— start of Given data —

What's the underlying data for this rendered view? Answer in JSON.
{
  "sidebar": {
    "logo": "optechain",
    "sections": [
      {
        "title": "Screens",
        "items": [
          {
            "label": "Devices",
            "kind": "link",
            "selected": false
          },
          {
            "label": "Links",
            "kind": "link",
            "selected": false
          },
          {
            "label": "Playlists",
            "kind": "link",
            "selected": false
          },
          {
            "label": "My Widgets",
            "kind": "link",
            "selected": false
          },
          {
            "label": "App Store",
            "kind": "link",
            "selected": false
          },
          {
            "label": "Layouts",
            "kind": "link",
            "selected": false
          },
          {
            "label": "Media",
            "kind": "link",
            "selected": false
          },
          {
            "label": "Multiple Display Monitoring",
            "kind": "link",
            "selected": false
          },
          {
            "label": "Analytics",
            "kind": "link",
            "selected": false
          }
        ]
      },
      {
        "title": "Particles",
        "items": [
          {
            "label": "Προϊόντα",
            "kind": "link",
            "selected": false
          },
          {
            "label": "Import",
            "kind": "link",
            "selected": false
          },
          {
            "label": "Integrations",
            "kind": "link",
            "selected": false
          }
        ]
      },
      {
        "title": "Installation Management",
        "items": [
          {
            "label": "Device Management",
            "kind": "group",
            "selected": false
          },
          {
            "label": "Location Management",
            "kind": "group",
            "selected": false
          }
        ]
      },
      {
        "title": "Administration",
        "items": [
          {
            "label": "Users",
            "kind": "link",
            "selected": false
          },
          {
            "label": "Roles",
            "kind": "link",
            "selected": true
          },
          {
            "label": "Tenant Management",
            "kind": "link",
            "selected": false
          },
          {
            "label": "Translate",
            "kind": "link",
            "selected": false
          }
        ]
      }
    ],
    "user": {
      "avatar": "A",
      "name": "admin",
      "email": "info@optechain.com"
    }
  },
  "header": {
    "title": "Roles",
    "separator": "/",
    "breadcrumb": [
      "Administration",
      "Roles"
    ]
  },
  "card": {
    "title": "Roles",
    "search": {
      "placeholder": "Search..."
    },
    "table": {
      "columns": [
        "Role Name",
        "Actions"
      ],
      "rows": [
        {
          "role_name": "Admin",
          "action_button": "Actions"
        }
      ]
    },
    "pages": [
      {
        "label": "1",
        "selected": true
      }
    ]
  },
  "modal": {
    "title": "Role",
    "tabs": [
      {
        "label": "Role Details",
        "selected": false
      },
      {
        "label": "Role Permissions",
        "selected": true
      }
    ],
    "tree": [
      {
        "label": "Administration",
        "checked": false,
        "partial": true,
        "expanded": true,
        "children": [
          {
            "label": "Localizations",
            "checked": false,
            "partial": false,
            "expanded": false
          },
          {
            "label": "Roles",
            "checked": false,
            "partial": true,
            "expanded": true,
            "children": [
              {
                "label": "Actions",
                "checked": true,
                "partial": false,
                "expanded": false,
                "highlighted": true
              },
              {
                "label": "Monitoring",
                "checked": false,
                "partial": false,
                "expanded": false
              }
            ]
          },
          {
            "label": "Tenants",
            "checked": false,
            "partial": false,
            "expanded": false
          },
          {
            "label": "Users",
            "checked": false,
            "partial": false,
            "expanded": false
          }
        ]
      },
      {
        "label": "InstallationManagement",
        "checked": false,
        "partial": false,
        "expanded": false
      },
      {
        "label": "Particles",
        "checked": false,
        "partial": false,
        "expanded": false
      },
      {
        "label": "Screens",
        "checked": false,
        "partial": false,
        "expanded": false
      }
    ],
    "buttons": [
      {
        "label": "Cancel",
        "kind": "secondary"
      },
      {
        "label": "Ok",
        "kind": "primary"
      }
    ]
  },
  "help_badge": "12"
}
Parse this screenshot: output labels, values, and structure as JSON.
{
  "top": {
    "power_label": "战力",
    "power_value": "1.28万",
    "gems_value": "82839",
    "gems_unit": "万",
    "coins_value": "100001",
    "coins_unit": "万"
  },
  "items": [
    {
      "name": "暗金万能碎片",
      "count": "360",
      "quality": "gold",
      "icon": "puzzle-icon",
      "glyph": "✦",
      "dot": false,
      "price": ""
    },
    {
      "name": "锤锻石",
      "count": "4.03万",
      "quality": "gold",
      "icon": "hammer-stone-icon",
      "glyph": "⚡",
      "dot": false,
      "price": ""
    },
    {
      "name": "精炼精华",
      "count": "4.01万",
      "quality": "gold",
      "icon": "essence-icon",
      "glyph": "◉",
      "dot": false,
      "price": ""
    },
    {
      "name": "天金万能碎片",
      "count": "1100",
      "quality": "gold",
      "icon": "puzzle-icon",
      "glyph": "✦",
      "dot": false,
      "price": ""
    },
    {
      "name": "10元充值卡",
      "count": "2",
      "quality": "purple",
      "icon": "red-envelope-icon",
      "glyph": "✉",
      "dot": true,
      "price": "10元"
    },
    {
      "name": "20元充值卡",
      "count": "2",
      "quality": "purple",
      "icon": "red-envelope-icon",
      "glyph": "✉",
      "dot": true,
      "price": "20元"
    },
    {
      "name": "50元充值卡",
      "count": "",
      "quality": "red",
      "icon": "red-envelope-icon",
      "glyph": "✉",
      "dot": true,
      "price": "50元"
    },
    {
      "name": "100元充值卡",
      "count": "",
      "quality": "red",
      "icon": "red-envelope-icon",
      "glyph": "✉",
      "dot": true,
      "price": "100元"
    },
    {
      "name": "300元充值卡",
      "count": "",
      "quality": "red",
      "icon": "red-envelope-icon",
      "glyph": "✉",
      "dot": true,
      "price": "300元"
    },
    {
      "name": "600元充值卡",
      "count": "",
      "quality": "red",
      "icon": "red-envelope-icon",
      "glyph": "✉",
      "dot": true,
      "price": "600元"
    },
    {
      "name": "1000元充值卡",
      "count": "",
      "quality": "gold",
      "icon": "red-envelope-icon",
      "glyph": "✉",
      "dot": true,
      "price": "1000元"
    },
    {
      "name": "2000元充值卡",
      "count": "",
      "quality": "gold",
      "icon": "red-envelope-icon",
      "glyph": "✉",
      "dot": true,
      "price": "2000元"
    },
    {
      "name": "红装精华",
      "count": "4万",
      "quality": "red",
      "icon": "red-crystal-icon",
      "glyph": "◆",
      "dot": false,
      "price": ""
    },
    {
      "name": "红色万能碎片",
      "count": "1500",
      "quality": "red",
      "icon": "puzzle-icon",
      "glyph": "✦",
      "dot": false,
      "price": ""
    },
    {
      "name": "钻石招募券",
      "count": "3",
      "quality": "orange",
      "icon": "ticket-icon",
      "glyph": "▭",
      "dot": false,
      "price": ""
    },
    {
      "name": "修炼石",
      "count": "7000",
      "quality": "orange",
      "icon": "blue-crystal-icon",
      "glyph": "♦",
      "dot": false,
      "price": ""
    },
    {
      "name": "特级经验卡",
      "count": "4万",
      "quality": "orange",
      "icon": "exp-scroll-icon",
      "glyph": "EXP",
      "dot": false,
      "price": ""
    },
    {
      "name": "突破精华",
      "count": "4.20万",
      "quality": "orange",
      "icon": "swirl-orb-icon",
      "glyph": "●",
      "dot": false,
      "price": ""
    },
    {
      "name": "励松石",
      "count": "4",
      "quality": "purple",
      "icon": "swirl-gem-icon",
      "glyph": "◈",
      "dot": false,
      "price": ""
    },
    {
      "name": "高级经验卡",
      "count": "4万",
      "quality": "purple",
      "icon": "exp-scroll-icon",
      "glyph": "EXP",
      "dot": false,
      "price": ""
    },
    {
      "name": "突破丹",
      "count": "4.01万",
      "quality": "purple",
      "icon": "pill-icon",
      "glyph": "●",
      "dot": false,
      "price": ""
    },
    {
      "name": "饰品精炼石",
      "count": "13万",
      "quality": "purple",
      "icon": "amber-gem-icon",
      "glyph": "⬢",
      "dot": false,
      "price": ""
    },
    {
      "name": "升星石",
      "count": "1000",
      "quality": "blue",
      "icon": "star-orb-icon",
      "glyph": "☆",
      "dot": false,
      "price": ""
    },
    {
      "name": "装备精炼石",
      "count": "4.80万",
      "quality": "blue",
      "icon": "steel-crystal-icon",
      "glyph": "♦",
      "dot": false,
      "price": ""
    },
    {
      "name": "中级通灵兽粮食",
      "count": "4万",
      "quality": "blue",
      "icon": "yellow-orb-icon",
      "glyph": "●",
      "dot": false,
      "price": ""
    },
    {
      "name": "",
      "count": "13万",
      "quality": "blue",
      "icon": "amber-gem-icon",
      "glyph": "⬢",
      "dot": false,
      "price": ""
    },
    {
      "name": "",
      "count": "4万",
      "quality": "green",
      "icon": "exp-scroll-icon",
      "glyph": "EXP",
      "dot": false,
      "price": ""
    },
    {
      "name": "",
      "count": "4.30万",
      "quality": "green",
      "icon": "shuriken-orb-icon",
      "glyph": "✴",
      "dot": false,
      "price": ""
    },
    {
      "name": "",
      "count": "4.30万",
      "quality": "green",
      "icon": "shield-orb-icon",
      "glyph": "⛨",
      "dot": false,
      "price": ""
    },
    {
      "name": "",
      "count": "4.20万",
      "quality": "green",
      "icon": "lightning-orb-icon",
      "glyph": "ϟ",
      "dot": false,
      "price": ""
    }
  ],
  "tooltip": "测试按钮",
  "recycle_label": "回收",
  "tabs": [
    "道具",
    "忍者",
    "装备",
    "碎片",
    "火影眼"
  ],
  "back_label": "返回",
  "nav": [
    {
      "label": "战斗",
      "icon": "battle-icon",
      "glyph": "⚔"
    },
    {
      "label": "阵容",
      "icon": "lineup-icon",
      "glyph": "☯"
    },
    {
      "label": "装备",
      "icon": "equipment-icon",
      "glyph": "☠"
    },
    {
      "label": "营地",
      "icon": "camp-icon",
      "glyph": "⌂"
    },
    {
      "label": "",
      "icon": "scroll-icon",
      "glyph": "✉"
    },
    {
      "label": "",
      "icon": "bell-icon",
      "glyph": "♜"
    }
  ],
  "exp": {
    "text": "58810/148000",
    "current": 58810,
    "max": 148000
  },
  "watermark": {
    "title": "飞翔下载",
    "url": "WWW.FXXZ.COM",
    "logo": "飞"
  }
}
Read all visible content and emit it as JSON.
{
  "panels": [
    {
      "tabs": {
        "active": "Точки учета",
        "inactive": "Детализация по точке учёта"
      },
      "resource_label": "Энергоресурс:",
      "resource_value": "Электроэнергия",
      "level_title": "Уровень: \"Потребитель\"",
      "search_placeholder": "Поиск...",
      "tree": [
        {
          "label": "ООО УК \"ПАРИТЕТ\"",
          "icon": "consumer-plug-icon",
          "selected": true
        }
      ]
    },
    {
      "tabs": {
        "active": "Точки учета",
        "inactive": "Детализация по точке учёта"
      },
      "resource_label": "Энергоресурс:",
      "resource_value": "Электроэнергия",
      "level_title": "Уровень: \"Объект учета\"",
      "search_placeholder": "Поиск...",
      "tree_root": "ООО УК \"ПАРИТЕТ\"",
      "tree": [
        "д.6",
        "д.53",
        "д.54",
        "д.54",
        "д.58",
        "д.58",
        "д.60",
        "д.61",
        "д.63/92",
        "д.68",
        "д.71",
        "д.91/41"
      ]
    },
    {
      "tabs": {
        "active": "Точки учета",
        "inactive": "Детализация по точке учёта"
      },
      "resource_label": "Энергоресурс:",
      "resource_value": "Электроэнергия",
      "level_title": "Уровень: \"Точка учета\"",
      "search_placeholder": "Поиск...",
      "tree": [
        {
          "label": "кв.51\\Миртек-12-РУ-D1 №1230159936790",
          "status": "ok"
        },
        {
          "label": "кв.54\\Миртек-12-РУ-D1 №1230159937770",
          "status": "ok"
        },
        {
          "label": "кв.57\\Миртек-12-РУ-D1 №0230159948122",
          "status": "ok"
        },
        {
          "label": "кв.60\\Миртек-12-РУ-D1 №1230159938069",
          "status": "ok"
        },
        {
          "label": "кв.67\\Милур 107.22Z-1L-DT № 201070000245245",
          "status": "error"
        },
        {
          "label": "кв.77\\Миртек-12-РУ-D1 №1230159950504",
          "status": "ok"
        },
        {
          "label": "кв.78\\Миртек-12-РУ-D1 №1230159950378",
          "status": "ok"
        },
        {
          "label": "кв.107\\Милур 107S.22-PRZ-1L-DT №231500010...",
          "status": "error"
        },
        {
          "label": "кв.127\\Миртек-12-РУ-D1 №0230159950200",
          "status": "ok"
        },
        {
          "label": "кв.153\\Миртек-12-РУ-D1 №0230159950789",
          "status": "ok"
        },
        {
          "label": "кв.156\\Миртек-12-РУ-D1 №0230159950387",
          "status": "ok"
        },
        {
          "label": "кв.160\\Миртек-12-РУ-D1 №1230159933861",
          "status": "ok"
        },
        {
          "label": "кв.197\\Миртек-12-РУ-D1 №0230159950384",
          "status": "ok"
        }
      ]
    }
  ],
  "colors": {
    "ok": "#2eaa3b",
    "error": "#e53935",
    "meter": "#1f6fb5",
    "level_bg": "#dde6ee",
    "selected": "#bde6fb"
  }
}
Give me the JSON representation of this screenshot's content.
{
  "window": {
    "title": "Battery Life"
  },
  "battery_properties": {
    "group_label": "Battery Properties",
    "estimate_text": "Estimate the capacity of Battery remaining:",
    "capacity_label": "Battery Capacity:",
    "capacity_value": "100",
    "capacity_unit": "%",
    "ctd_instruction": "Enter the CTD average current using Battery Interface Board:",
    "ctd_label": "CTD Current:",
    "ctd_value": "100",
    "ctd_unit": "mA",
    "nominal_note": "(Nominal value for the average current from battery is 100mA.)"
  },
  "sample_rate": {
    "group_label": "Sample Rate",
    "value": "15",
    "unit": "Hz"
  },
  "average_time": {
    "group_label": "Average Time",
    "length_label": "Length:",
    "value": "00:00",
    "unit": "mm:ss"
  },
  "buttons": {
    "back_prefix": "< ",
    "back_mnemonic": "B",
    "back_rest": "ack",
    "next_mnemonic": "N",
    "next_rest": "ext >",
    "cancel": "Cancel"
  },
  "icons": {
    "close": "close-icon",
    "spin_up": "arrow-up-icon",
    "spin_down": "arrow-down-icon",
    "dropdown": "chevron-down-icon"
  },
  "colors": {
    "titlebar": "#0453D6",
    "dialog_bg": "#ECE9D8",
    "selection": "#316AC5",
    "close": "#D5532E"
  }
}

— end of Given data —

- Written problem
Find the word "Миртек" and list each line it appears in.

- Response
          "label": "кв.51\\Миртек-12-РУ-D1 №1230159936790",
          "label": "кв.54\\Миртек-12-РУ-D1 №1230159937770",
          "label": "кв.57\\Миртек-12-РУ-D1 №0230159948122",
          "label": "кв.60\\Миртек-12-РУ-D1 №1230159938069",
          "label": "кв.77\\Миртек-12-РУ-D1 №1230159950504",
          "label": "кв.78\\Миртек-12-РУ-D1 №1230159950378",
          "label": "кв.127\\Миртек-12-РУ-D1 №0230159950200",
          "label": "кв.153\\Миртек-12-РУ-D1 №0230159950789",
          "label": "кв.156\\Миртек-12-РУ-D1 №0230159950387",
          "label": "кв.160\\Миртек-12-РУ-D1 №1230159933861",
          "label": "кв.197\\Миртек-12-РУ-D1 №0230159950384",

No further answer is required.